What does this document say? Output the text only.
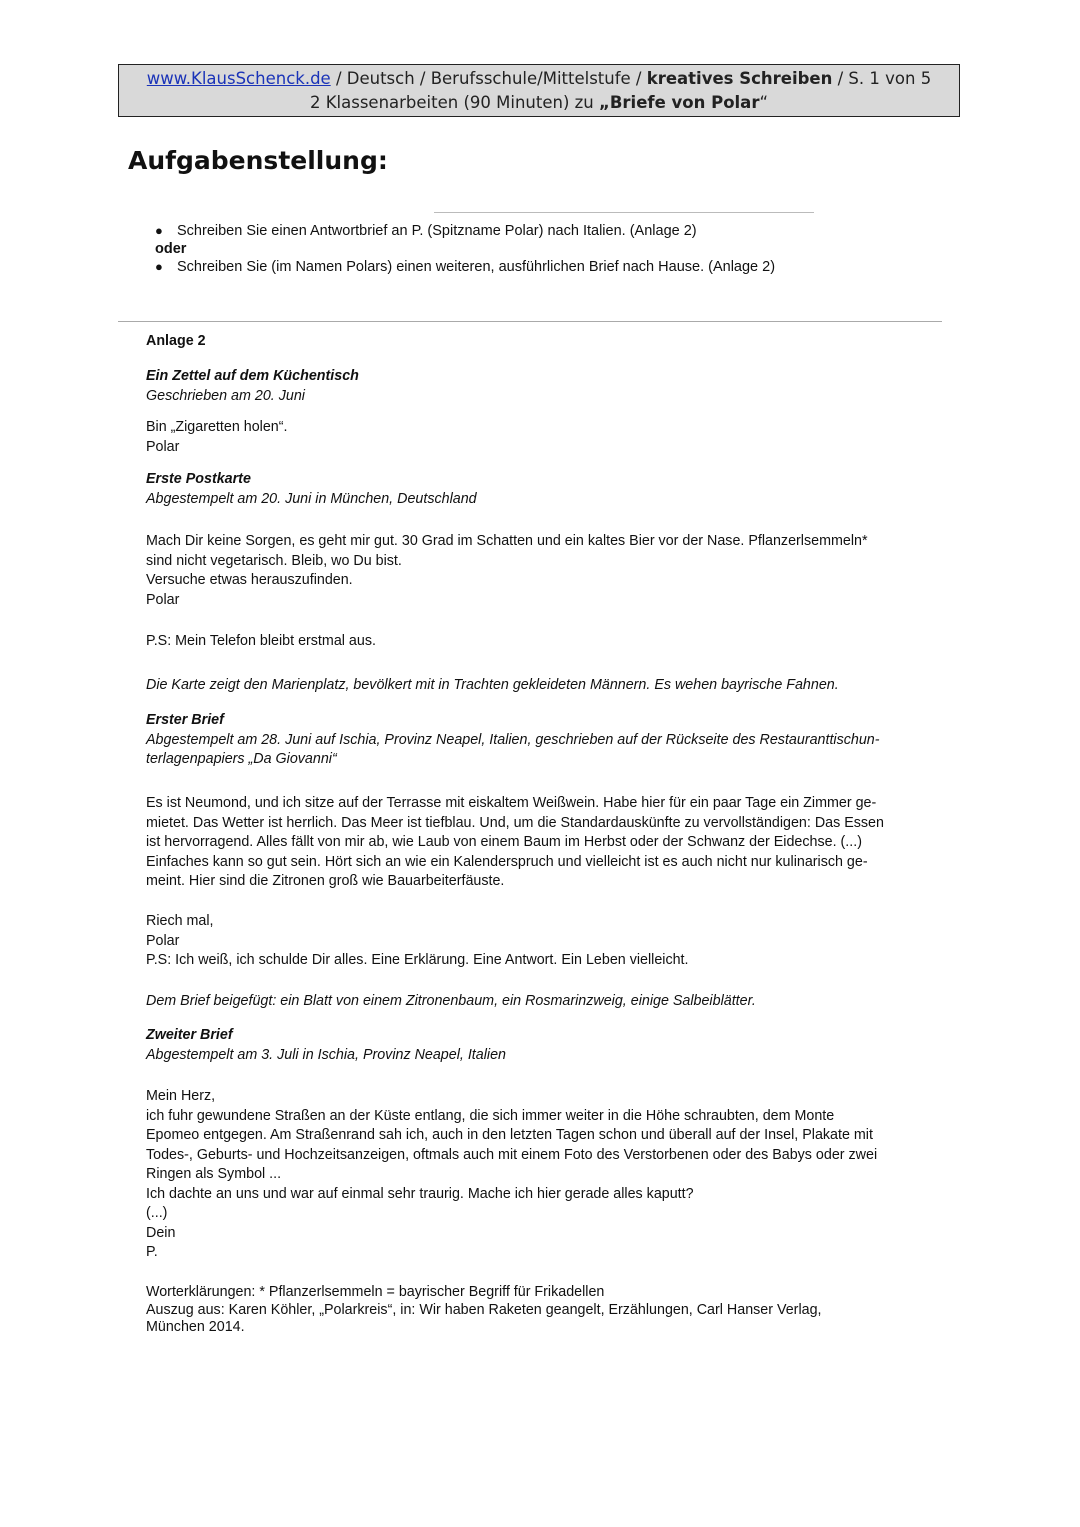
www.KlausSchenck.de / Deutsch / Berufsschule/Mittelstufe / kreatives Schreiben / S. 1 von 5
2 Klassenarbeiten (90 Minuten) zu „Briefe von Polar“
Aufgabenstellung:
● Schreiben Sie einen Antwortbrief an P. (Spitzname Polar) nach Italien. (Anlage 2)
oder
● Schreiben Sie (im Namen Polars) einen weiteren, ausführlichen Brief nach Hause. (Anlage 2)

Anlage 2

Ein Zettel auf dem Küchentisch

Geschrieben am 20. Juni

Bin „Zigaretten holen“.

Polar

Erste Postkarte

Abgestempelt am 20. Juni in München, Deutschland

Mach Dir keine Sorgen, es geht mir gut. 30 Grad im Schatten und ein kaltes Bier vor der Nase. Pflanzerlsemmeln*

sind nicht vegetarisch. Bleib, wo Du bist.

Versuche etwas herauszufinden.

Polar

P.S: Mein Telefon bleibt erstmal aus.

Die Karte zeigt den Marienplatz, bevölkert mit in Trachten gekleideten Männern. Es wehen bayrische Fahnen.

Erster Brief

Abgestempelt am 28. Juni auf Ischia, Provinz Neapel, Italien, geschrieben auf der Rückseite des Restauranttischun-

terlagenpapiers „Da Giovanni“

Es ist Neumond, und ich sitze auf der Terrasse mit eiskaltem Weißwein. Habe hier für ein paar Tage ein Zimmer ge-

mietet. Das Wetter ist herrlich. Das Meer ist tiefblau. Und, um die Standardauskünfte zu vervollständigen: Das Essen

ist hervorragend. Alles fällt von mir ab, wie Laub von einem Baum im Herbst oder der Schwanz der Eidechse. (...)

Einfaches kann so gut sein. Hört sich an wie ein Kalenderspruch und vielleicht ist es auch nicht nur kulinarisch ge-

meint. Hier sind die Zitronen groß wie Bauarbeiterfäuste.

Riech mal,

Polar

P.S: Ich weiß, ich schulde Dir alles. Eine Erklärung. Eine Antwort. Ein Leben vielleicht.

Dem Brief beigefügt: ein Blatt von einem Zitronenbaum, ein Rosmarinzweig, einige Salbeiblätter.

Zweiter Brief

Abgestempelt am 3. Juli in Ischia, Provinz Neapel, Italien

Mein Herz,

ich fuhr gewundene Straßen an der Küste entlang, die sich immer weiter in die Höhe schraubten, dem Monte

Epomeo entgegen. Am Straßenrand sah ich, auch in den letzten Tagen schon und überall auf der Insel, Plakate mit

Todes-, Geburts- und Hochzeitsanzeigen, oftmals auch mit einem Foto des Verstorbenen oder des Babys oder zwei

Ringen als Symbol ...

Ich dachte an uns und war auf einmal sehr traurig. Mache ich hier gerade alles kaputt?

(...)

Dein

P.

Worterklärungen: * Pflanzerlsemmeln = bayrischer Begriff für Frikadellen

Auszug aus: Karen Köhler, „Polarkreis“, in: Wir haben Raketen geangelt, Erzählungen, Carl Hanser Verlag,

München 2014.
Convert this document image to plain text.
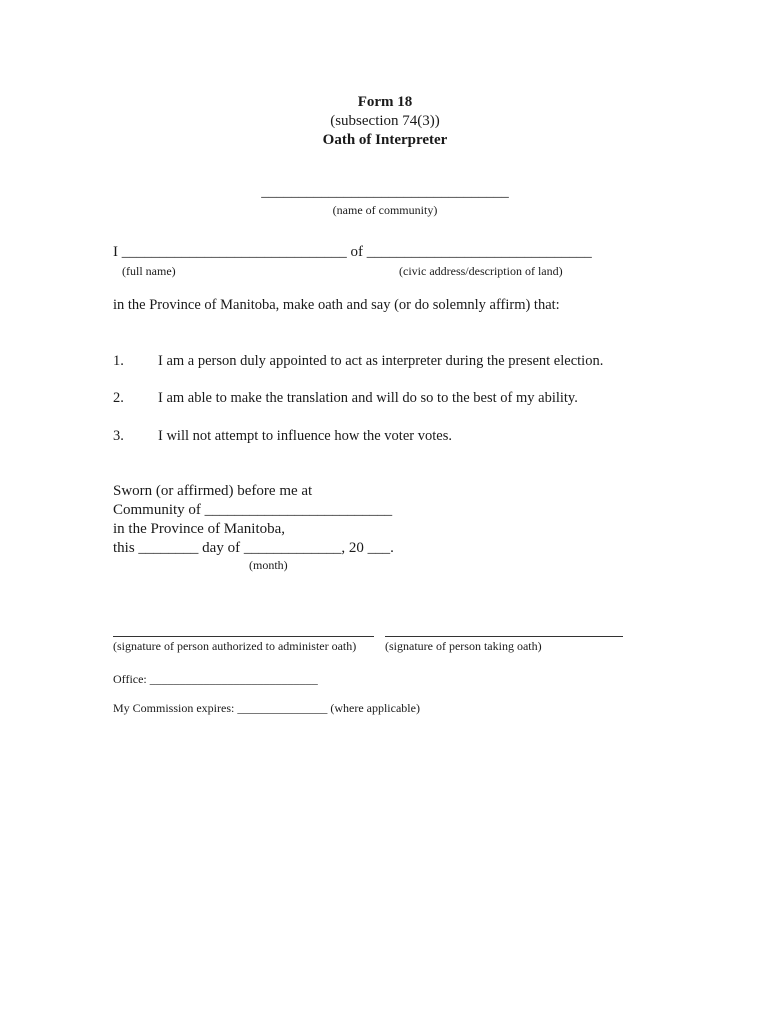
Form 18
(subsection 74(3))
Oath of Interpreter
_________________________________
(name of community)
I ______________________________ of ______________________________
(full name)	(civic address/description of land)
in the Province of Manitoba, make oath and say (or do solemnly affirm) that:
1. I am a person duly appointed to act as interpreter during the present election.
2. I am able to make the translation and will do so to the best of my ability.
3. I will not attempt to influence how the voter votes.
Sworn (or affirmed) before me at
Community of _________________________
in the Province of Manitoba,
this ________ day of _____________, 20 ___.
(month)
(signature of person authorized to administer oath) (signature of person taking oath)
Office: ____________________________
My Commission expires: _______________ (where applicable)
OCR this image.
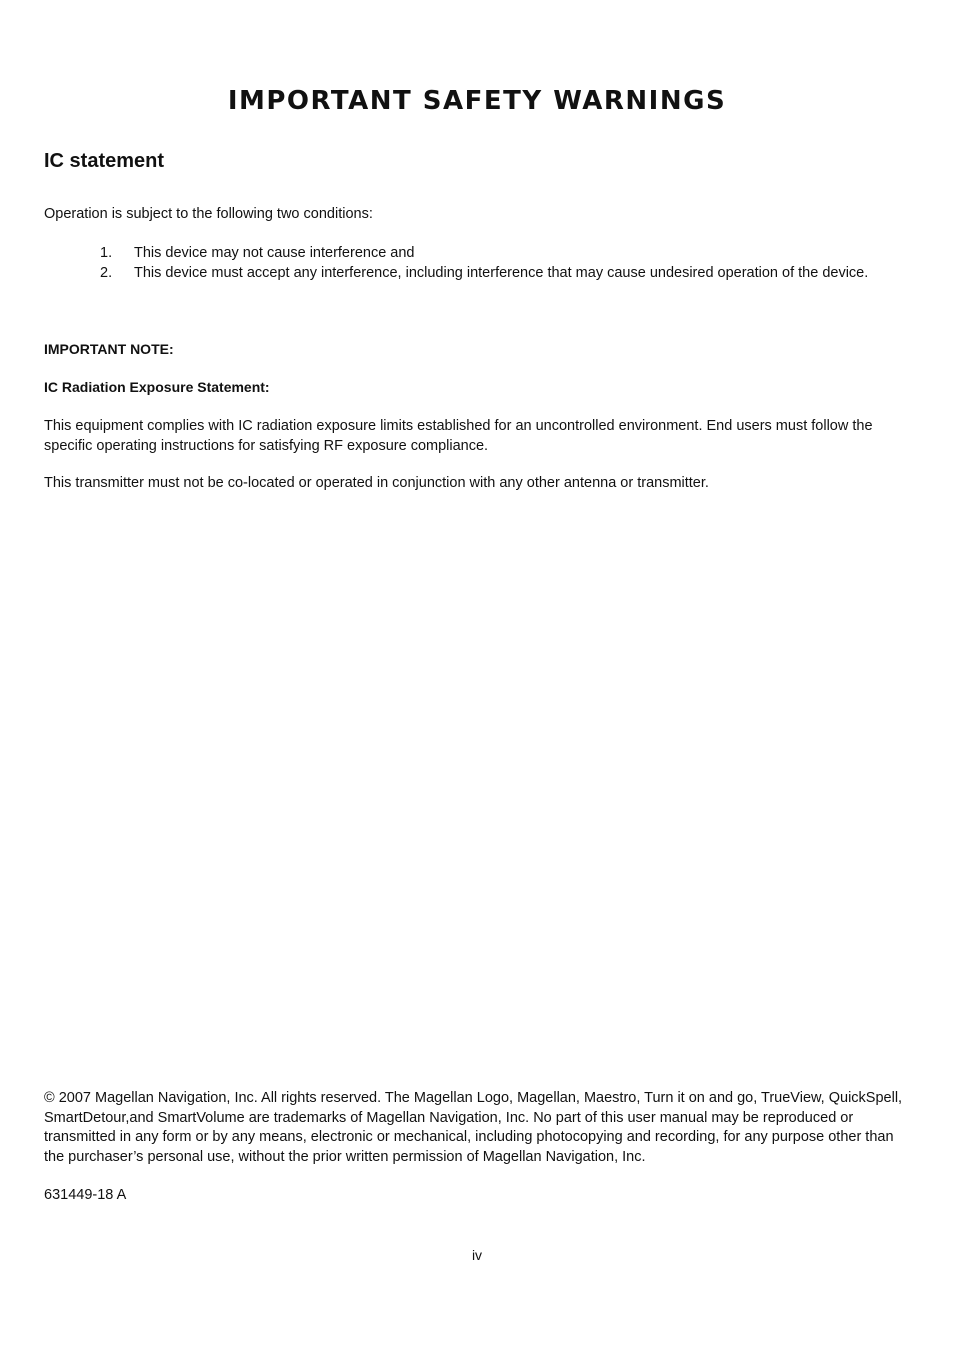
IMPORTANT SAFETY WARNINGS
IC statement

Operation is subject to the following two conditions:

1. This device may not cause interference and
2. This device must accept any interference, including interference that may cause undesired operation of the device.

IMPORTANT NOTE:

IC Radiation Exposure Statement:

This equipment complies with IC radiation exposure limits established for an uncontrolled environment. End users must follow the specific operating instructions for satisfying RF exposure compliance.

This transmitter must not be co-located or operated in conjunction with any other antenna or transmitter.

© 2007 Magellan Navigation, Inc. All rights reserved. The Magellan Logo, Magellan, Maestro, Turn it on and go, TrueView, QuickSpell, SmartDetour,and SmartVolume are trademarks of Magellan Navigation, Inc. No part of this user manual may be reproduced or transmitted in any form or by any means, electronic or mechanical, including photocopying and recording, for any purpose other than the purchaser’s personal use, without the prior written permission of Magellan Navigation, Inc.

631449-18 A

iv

|---|

• **Exercise**
Among the lines above, how many contain the string "sind"? State the number alone.

• **Correct answer**
2